**WHAT IS BEING ASKED**
Every record that follows should be printed verbatim.

__________________________________________________

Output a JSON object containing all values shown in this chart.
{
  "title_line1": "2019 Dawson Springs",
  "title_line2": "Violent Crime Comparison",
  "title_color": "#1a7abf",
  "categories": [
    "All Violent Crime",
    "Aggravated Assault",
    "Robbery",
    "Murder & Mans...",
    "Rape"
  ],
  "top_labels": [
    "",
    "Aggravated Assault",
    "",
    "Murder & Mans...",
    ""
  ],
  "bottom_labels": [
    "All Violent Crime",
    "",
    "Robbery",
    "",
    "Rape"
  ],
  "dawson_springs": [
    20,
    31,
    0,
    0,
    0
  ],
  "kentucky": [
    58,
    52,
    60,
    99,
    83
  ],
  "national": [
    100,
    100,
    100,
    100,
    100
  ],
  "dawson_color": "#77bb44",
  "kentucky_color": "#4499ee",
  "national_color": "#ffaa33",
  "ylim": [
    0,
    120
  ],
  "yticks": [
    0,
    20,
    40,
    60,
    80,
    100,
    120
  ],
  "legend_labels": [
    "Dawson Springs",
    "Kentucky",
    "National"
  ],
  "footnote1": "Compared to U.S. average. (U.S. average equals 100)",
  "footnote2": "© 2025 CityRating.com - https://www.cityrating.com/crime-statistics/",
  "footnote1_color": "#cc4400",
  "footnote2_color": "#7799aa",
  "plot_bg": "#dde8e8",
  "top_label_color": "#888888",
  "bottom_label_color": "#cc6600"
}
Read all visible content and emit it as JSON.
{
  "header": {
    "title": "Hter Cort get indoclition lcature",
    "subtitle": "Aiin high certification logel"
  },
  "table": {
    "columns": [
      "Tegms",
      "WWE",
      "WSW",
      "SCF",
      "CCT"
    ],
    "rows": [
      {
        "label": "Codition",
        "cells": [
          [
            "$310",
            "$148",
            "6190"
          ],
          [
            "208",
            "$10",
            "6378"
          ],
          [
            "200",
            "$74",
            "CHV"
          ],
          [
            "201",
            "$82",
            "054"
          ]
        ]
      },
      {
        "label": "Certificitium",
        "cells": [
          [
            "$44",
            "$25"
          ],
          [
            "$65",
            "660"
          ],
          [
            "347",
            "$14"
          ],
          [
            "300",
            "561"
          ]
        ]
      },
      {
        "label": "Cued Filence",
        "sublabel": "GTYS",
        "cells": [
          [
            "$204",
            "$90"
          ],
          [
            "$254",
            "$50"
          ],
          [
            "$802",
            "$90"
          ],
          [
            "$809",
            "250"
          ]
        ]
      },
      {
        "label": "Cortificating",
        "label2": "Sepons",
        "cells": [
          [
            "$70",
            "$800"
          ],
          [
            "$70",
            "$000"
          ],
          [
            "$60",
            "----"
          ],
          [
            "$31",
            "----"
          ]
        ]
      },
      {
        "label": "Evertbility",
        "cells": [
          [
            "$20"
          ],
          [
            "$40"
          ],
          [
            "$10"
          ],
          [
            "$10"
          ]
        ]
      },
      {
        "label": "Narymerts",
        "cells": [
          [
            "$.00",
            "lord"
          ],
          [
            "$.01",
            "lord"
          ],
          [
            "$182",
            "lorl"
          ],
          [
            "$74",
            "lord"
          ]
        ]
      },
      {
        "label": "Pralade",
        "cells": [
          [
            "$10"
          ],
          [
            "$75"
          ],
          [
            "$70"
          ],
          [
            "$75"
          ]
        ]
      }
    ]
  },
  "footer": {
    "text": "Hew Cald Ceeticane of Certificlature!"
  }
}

__________________________________________________

**ANSWER TO THIS TASK**
Output a JSON object containing all values shown in this chart.
{
  "title_line1": "2019 Dawson Springs",
  "title_line2": "Violent Crime Comparison",
  "title_color": "#1a7abf",
  "categories": [
    "All Violent Crime",
    "Aggravated Assault",
    "Robbery",
    "Murder & Mans...",
    "Rape"
  ],
  "top_labels": [
    "",
    "Aggravated Assault",
    "",
    "Murder & Mans...",
    ""
  ],
  "bottom_labels": [
    "All Violent Crime",
    "",
    "Robbery",
    "",
    "Rape"
  ],
  "dawson_springs": [
    20,
    31,
    0,
    0,
    0
  ],
  "kentucky": [
    58,
    52,
    60,
    99,
    83
  ],
  "national": [
    100,
    100,
    100,
    100,
    100
  ],
  "dawson_color": "#77bb44",
  "kentucky_color": "#4499ee",
  "national_color": "#ffaa33",
  "ylim": [
    0,
    120
  ],
  "yticks": [
    0,
    20,
    40,
    60,
    80,
    100,
    120
  ],
  "legend_labels": [
    "Dawson Springs",
    "Kentucky",
    "National"
  ],
  "footnote1": "Compared to U.S. average. (U.S. average equals 100)",
  "footnote2": "© 2025 CityRating.com - https://www.cityrating.com/crime-statistics/",
  "footnote1_color": "#cc4400",
  "footnote2_color": "#7799aa",
  "plot_bg": "#dde8e8",
  "top_label_color": "#888888",
  "bottom_label_color": "#cc6600"
}
Read all visible content and emit it as JSON.
{
  "header": {
    "title": "Hter Cort get indoclition lcature",
    "subtitle": "Aiin high certification logel"
  },
  "table": {
    "columns": [
      "Tegms",
      "WWE",
      "WSW",
      "SCF",
      "CCT"
    ],
    "rows": [
      {
        "label": "Codition",
        "cells": [
          [
            "$310",
            "$148",
            "6190"
          ],
          [
            "208",
            "$10",
            "6378"
          ],
          [
            "200",
            "$74",
            "CHV"
          ],
          [
            "201",
            "$82",
            "054"
          ]
        ]
      },
      {
        "label": "Certificitium",
        "cells": [
          [
            "$44",
            "$25"
          ],
          [
            "$65",
            "660"
          ],
          [
            "347",
            "$14"
          ],
          [
            "300",
            "561"
          ]
        ]
      },
      {
        "label": "Cued Filence",
        "sublabel": "GTYS",
        "cells": [
          [
            "$204",
            "$90"
          ],
          [
            "$254",
            "$50"
          ],
          [
            "$802",
            "$90"
          ],
          [
            "$809",
            "250"
          ]
        ]
      },
      {
        "label": "Cortificating",
        "label2": "Sepons",
        "cells": [
          [
            "$70",
            "$800"
          ],
          [
            "$70",
            "$000"
          ],
          [
            "$60",
            "----"
          ],
          [
            "$31",
            "----"
          ]
        ]
      },
      {
        "label": "Evertbility",
        "cells": [
          [
            "$20"
          ],
          [
            "$40"
          ],
          [
            "$10"
          ],
          [
            "$10"
          ]
        ]
      },
      {
        "label": "Narymerts",
        "cells": [
          [
            "$.00",
            "lord"
          ],
          [
            "$.01",
            "lord"
          ],
          [
            "$182",
            "lorl"
          ],
          [
            "$74",
            "lord"
          ]
        ]
      },
      {
        "label": "Pralade",
        "cells": [
          [
            "$10"
          ],
          [
            "$75"
          ],
          [
            "$70"
          ],
          [
            "$75"
          ]
        ]
      }
    ]
  },
  "footer": {
    "text": "Hew Cald Ceeticane of Certificlature!"
  }
}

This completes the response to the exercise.